(Source data)
_ _ _

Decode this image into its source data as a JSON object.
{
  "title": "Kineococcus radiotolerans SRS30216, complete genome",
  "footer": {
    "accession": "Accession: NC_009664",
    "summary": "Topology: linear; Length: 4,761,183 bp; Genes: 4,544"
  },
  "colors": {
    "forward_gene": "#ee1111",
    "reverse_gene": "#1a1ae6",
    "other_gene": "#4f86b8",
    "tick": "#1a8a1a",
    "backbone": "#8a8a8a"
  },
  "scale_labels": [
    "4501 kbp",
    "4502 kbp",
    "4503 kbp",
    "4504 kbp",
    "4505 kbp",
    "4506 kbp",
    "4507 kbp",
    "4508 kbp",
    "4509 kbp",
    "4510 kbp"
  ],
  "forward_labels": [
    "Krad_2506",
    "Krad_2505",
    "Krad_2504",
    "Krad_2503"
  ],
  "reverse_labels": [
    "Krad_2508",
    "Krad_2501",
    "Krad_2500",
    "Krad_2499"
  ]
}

_ _ _

**WORK ORDER:**
Copy each entry above exactly, character for character.

**EXERCISE OUTPUT:**
Decode this image into its source data as a JSON object.
{
  "title": "Kineococcus radiotolerans SRS30216, complete genome",
  "footer": {
    "accession": "Accession: NC_009664",
    "summary": "Topology: linear; Length: 4,761,183 bp; Genes: 4,544"
  },
  "colors": {
    "forward_gene": "#ee1111",
    "reverse_gene": "#1a1ae6",
    "other_gene": "#4f86b8",
    "tick": "#1a8a1a",
    "backbone": "#8a8a8a"
  },
  "scale_labels": [
    "4501 kbp",
    "4502 kbp",
    "4503 kbp",
    "4504 kbp",
    "4505 kbp",
    "4506 kbp",
    "4507 kbp",
    "4508 kbp",
    "4509 kbp",
    "4510 kbp"
  ],
  "forward_labels": [
    "Krad_2506",
    "Krad_2505",
    "Krad_2504",
    "Krad_2503"
  ],
  "reverse_labels": [
    "Krad_2508",
    "Krad_2501",
    "Krad_2500",
    "Krad_2499"
  ]
}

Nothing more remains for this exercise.